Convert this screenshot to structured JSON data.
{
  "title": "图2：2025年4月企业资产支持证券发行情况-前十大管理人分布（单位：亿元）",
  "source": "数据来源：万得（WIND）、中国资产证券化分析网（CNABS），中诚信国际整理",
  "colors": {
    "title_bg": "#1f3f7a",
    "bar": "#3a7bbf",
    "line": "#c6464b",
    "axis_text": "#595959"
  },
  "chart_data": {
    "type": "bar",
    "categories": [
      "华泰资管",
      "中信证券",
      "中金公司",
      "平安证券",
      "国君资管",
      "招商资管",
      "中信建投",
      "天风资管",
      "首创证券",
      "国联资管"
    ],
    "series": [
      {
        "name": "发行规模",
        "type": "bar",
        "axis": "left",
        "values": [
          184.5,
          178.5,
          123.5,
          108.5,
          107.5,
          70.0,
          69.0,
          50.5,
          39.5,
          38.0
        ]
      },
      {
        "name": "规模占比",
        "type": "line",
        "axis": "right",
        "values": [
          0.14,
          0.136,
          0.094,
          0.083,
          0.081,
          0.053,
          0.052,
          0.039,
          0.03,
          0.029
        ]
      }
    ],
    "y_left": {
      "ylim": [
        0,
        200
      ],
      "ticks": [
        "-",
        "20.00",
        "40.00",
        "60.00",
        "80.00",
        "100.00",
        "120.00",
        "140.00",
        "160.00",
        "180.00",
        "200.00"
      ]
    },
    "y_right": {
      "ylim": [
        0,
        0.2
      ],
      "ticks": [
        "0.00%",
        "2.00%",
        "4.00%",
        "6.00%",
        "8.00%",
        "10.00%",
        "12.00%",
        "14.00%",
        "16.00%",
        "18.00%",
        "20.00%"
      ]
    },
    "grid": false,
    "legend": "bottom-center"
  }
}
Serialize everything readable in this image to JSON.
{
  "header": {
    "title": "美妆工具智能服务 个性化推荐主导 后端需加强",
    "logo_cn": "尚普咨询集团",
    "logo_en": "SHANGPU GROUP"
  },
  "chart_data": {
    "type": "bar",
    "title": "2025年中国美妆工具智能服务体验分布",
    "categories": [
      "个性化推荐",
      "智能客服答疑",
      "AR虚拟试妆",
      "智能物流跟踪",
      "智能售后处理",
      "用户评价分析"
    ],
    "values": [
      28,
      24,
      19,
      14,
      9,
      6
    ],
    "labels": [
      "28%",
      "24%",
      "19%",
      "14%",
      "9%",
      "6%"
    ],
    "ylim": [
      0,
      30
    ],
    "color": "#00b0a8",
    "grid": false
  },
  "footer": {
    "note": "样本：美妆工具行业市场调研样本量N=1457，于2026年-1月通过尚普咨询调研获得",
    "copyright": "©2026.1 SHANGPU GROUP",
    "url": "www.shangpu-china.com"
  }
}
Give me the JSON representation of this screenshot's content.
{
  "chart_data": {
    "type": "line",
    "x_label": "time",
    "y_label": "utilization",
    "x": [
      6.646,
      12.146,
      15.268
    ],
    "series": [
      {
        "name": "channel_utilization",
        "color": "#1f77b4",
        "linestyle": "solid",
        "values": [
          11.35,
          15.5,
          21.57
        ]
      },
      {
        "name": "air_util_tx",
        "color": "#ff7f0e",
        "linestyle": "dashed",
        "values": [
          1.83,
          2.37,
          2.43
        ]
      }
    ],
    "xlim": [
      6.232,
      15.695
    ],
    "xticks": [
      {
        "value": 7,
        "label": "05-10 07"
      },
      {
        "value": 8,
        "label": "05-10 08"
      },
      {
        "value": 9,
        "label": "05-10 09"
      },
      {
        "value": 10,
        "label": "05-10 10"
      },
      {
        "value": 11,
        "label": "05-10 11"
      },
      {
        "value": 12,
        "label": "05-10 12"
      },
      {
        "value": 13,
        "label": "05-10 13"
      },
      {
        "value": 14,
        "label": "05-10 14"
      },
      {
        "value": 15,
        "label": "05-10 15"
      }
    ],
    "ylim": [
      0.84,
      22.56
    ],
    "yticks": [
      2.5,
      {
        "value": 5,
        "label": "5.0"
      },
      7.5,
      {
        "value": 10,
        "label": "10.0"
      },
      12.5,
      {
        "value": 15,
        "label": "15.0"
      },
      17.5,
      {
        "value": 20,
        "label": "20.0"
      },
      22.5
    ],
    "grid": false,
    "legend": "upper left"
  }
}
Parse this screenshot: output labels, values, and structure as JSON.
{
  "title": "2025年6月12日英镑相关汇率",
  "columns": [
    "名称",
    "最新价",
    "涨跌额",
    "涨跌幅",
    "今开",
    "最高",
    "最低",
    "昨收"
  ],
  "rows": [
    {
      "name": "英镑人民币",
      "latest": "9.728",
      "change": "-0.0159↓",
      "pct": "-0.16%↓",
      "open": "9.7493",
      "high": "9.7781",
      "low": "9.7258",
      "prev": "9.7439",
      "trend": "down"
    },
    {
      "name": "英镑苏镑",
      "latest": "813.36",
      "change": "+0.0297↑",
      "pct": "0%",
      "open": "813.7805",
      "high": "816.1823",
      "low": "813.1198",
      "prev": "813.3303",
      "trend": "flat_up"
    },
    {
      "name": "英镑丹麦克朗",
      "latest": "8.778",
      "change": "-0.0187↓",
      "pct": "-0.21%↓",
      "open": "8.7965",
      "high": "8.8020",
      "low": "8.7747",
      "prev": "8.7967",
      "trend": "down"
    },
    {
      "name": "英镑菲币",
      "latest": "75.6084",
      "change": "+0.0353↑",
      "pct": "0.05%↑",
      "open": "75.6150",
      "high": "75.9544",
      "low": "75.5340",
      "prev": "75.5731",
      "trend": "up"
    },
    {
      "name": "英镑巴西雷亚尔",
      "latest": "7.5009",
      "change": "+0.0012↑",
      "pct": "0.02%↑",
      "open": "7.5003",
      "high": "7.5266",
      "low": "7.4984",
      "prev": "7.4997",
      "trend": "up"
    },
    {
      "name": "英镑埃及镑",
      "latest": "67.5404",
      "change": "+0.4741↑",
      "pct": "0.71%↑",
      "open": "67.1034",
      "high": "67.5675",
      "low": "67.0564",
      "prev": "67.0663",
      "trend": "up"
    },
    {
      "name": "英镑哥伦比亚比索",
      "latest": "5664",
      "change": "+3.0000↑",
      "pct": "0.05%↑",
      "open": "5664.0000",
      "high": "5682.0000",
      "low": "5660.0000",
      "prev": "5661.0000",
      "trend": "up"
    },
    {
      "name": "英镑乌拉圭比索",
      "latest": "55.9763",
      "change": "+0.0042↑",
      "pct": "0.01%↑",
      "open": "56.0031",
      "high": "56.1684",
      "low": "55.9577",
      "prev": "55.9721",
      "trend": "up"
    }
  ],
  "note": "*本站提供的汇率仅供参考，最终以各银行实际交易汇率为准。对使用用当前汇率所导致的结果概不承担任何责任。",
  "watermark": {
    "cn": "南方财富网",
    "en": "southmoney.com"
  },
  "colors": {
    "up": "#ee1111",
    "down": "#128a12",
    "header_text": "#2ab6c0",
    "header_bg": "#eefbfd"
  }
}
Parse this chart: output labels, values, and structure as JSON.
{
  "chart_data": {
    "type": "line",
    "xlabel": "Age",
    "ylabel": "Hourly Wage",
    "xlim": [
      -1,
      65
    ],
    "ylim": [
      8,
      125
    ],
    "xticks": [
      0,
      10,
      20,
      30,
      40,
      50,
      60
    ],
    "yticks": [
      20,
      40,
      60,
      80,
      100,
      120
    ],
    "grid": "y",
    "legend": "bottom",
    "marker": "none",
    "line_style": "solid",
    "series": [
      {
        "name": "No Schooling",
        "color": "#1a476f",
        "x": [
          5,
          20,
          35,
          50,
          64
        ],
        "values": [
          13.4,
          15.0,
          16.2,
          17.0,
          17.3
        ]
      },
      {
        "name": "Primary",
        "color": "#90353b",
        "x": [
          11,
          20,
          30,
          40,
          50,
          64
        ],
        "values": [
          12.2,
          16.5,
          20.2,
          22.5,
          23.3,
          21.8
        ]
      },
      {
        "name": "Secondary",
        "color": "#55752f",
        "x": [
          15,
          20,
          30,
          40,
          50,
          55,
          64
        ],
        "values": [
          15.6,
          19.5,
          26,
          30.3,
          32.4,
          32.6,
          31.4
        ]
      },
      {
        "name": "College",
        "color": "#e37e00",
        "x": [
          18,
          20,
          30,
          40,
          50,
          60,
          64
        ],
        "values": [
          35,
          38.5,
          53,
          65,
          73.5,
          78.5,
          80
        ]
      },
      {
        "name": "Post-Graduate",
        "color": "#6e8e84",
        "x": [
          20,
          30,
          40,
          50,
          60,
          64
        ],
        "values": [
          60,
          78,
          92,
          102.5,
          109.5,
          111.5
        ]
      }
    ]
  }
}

Task description —
From the material above, copy each line that includes the word "open".

The response —
      "open": "9.7493",
      "open": "813.7805",
      "open": "8.7965",
      "open": "75.6150",
      "open": "7.5003",
      "open": "67.1034",
      "open": "5664.0000",
      "open": "56.0031",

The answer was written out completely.